>> Start Data listing

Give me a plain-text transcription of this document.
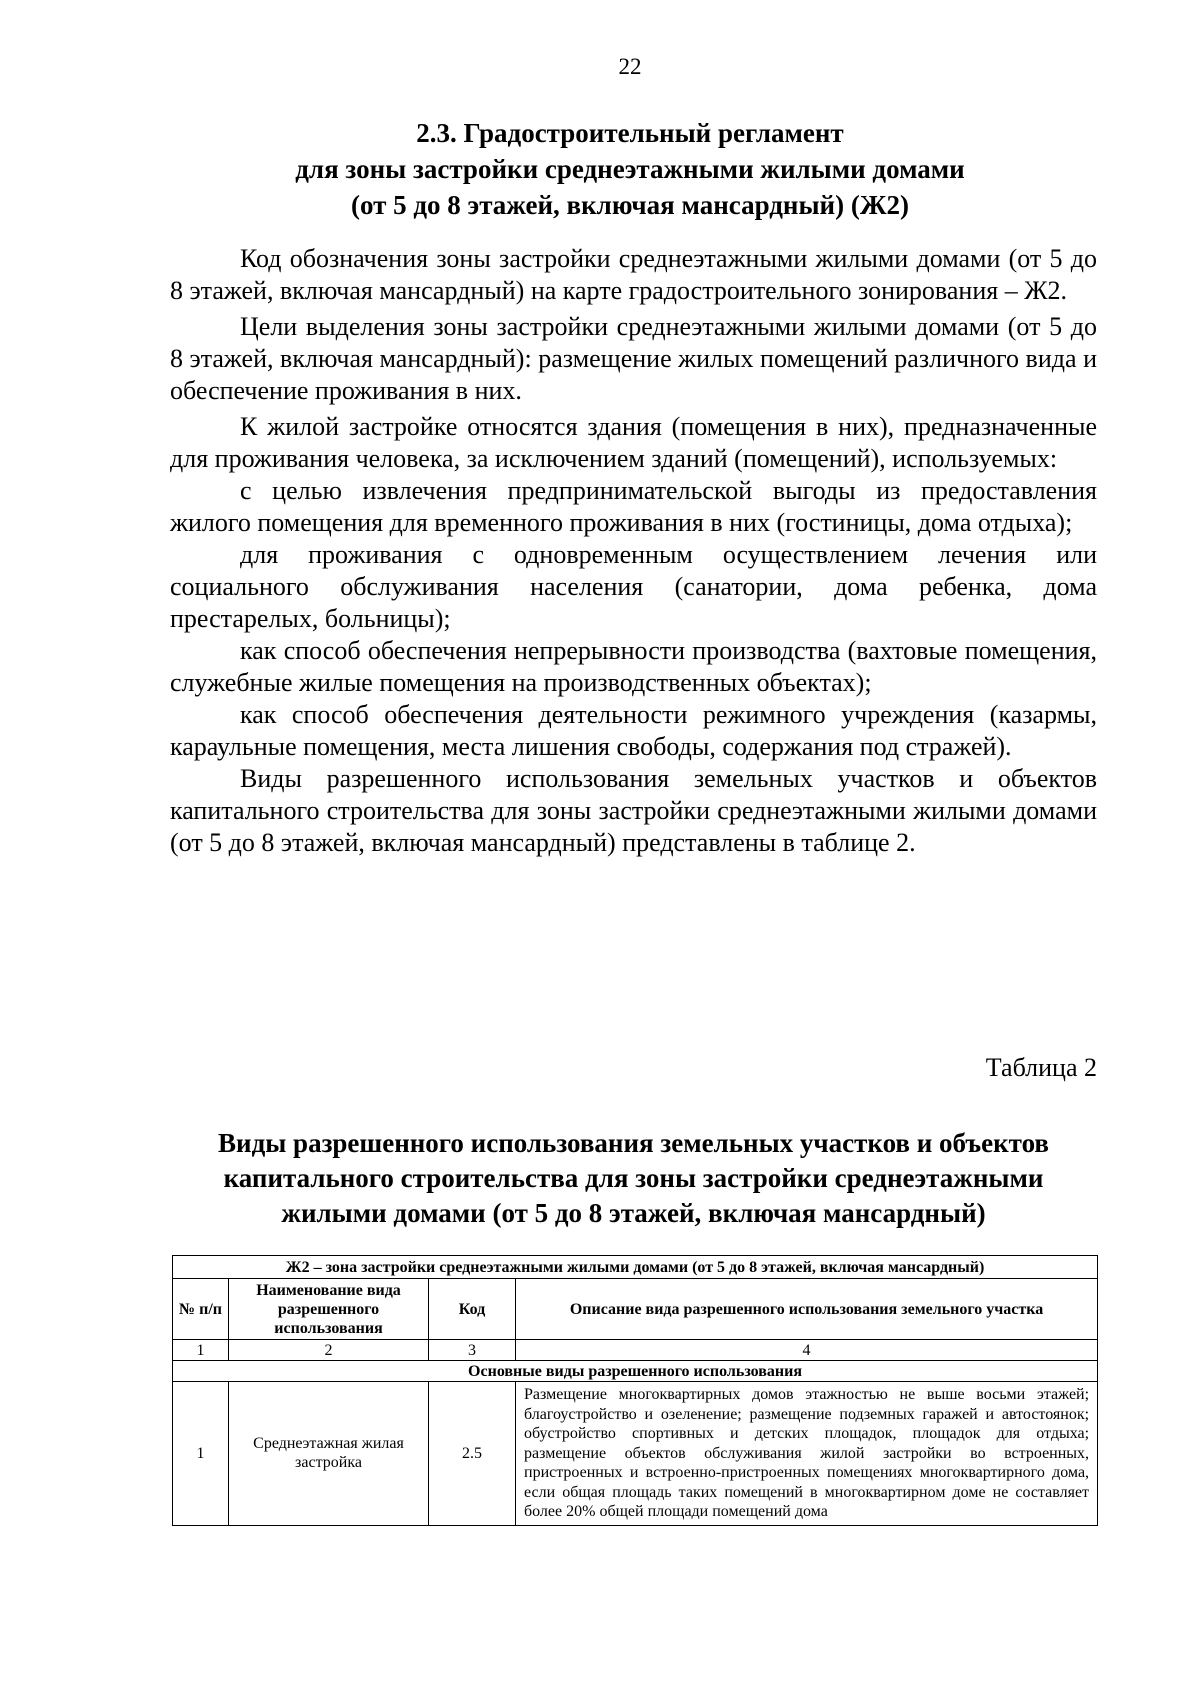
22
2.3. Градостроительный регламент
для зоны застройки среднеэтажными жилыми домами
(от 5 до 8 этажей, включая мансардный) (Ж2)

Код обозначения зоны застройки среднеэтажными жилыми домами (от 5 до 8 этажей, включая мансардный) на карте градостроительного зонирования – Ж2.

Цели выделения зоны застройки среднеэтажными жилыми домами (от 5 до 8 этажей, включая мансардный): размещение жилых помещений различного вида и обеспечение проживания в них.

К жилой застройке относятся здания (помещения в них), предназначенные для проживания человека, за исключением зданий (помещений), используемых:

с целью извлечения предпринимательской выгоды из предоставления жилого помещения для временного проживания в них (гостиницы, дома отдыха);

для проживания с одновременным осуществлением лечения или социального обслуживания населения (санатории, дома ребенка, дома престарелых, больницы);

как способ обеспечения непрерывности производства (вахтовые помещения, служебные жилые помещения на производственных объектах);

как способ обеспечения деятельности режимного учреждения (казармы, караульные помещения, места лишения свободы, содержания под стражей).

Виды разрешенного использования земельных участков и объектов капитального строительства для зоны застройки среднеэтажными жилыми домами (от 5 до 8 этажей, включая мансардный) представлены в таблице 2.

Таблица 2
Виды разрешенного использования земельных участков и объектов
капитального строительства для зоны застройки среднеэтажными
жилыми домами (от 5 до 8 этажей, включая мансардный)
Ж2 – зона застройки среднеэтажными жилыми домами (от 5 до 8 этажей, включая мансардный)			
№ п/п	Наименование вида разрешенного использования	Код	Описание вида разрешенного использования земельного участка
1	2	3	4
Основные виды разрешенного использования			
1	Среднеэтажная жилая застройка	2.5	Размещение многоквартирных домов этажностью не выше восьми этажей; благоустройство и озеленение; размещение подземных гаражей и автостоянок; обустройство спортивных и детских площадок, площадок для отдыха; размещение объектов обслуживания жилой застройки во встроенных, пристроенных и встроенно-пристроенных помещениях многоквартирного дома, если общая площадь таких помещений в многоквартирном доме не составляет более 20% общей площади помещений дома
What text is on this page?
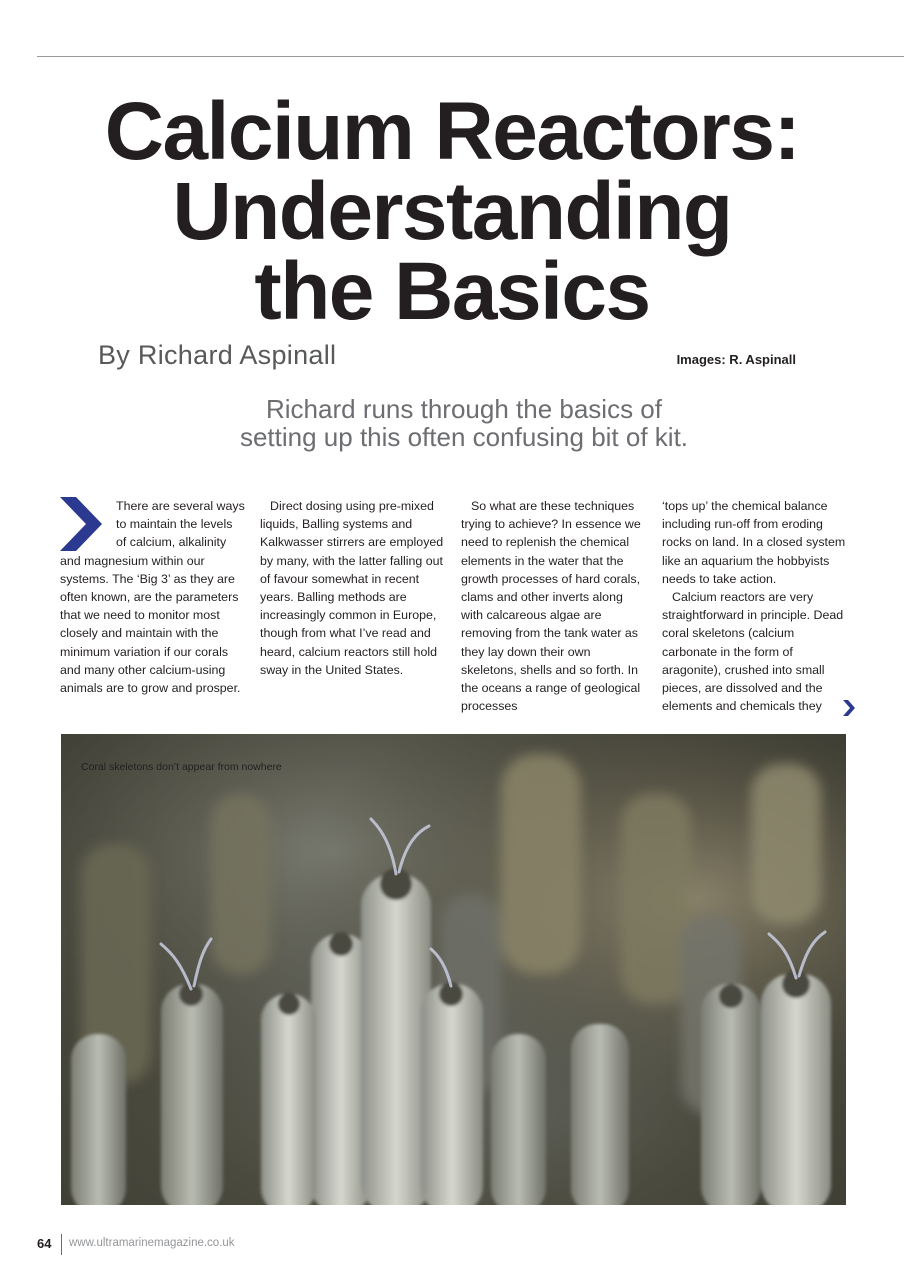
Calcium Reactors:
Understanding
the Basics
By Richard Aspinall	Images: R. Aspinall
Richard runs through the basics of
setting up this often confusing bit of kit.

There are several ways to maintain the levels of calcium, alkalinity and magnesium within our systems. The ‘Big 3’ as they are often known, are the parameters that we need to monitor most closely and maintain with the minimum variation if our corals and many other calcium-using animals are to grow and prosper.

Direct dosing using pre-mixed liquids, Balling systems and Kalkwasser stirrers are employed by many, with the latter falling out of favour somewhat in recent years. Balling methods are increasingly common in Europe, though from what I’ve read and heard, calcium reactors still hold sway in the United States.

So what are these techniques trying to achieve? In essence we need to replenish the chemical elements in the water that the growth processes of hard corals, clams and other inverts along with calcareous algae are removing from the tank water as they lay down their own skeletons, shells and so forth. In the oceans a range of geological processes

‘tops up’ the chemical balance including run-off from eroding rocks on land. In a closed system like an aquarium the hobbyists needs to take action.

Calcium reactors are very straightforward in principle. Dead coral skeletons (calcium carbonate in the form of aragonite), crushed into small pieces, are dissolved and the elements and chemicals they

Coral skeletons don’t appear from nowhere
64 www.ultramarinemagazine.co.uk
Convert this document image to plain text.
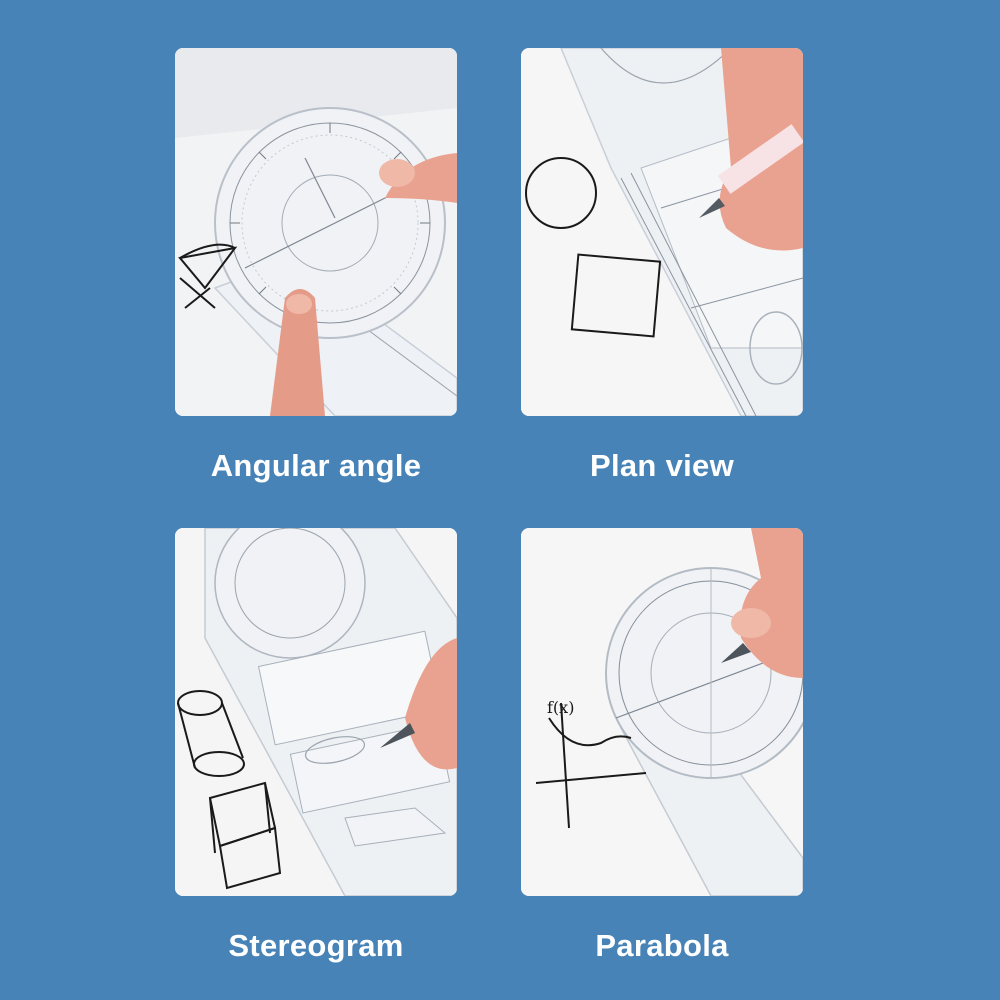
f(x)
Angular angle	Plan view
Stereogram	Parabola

>> End Data listing

Challenge
From the line holding "Convert this document image to plain text." to the last line of the listing, please output each line exactly as it stands. Pictures stay out of the copy.

Written response
Convert this document image to plain text.
f(x)
Angular angle	Plan view
Stereogram	Parabola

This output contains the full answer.